Required work ▸ All lines holding the string "Current" are to be shown.

Extracted data ▸
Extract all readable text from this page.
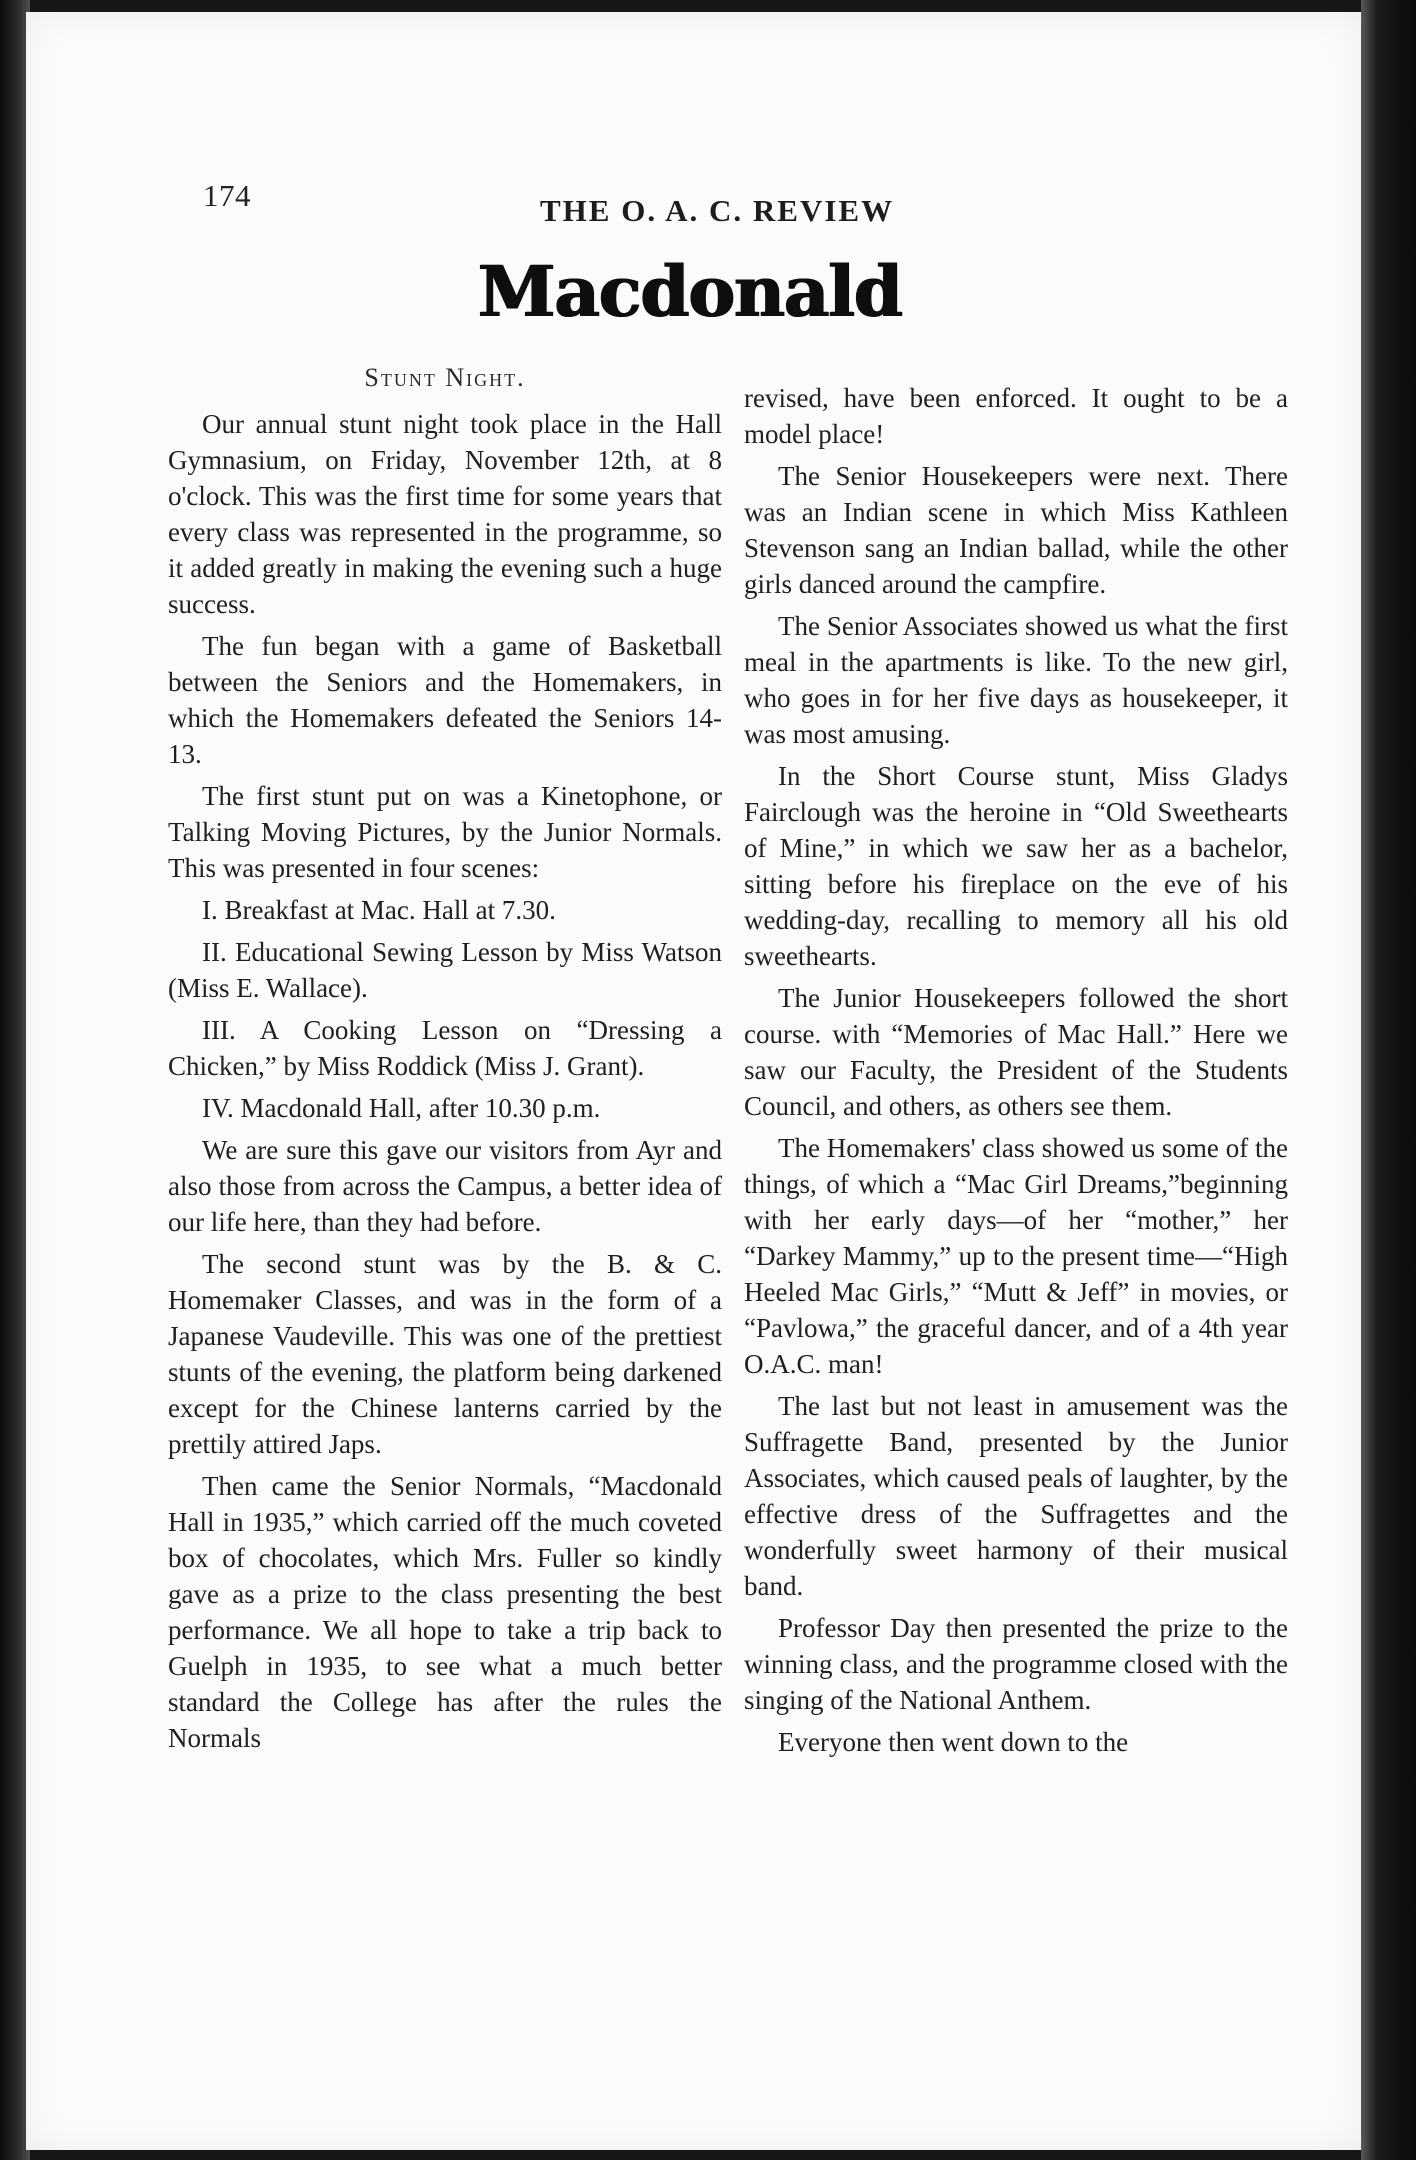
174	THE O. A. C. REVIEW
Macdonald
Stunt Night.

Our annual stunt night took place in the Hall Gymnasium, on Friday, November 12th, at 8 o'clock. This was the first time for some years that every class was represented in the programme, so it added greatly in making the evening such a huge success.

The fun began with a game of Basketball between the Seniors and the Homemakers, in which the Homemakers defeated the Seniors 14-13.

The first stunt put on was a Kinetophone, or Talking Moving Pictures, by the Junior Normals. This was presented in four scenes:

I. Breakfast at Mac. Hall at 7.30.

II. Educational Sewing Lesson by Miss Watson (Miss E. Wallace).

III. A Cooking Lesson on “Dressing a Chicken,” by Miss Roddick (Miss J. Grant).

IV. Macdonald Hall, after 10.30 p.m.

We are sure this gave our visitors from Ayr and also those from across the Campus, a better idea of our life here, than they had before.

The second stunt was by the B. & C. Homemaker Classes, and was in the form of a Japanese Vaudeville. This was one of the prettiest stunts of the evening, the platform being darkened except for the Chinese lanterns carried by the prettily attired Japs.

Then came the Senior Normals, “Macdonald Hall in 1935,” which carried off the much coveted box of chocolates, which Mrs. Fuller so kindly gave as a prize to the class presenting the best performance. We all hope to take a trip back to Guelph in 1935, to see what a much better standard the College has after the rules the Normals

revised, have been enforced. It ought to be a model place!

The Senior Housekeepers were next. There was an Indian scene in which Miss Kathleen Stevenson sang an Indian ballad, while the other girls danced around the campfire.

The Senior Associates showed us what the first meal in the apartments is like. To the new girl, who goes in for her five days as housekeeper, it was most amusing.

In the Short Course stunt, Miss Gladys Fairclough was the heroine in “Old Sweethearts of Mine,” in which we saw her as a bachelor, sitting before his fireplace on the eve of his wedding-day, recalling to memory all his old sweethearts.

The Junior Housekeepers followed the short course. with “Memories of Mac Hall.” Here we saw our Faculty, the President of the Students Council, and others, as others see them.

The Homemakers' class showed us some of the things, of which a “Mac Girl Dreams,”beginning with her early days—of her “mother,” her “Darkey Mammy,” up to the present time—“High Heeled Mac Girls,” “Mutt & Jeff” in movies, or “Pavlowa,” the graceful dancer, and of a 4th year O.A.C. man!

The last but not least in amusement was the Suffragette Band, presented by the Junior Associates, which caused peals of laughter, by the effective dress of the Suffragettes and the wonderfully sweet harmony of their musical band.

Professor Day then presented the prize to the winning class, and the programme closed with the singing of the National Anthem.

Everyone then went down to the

==

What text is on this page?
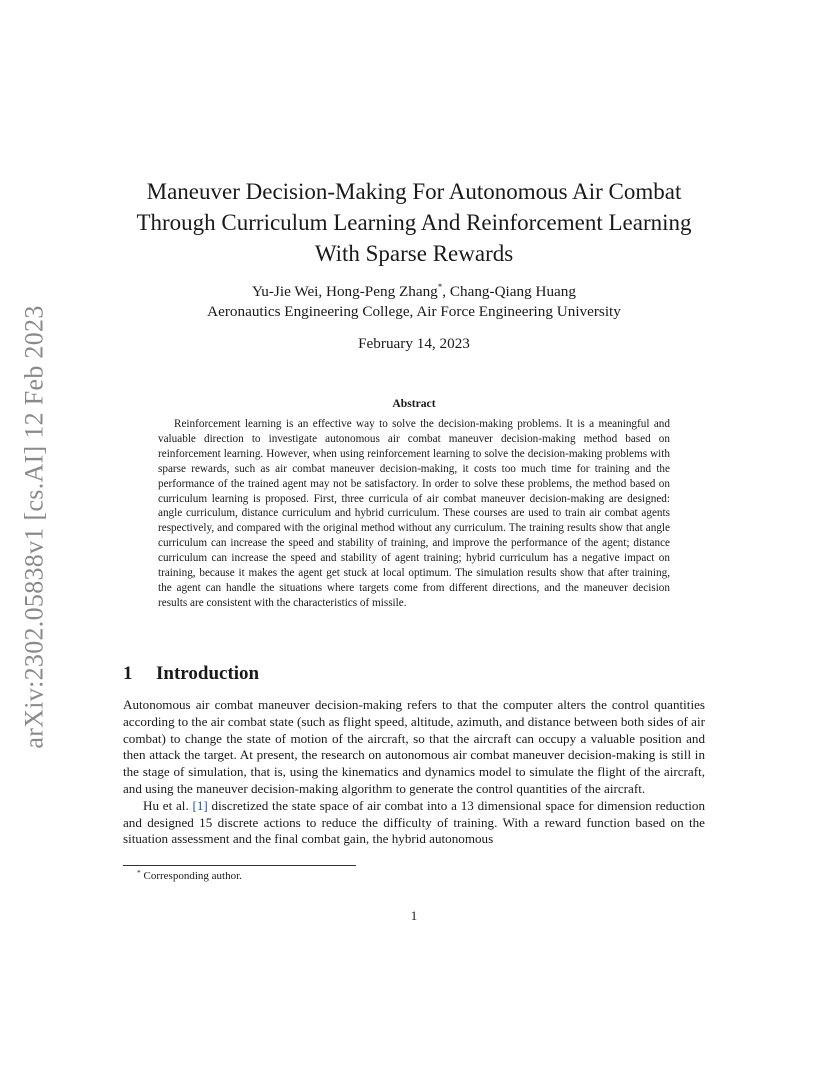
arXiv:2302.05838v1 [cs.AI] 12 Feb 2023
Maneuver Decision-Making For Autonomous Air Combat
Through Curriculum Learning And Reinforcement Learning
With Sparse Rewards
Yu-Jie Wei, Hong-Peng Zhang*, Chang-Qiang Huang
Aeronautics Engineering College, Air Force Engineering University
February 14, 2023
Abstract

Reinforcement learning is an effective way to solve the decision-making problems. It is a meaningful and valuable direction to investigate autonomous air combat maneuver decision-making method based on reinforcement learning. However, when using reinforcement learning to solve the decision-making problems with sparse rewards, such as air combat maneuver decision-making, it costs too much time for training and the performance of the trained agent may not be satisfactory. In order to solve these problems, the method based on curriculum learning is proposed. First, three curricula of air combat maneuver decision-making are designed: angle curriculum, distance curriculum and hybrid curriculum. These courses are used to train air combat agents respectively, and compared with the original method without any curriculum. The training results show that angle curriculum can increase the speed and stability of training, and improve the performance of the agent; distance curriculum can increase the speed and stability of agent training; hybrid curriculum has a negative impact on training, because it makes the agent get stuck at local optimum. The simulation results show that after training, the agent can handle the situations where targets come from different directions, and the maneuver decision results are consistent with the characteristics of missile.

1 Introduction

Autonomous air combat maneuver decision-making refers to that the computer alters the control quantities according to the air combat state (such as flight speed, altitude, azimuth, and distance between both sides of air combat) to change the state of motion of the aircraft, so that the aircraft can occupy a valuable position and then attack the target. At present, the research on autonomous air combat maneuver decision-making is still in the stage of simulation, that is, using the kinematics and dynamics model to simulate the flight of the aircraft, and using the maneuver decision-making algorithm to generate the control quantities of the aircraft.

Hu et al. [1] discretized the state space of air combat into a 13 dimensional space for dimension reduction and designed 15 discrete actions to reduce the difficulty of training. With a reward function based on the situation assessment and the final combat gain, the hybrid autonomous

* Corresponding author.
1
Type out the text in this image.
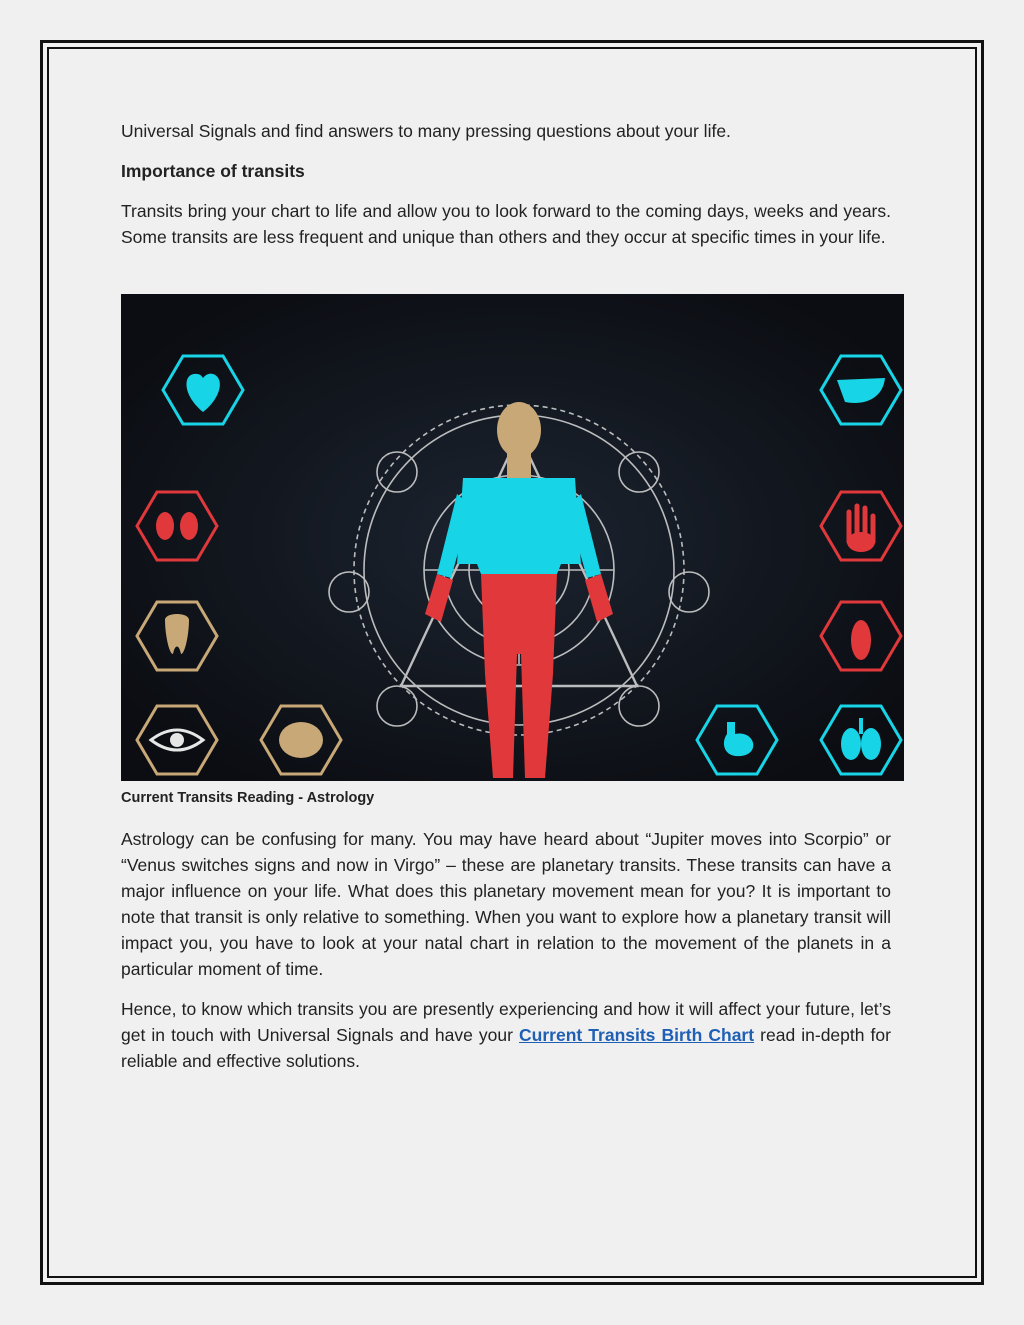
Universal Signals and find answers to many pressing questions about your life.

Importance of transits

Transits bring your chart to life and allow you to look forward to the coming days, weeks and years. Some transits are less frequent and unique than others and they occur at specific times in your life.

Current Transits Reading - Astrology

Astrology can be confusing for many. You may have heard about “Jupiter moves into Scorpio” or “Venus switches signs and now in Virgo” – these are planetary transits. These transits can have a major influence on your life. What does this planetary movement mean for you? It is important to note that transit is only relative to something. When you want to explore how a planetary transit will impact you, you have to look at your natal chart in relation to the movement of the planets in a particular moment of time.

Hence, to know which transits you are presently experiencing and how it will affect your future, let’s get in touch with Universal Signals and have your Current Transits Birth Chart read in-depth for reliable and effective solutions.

Task output ▸
Current Transits Reading - Astrology
Hence, to know which transits you are presently experiencing and how it will affect your future, let’s get in touch with Universal Signals and have your Current Transits Birth Chart read in-depth for reliable and effective solutions.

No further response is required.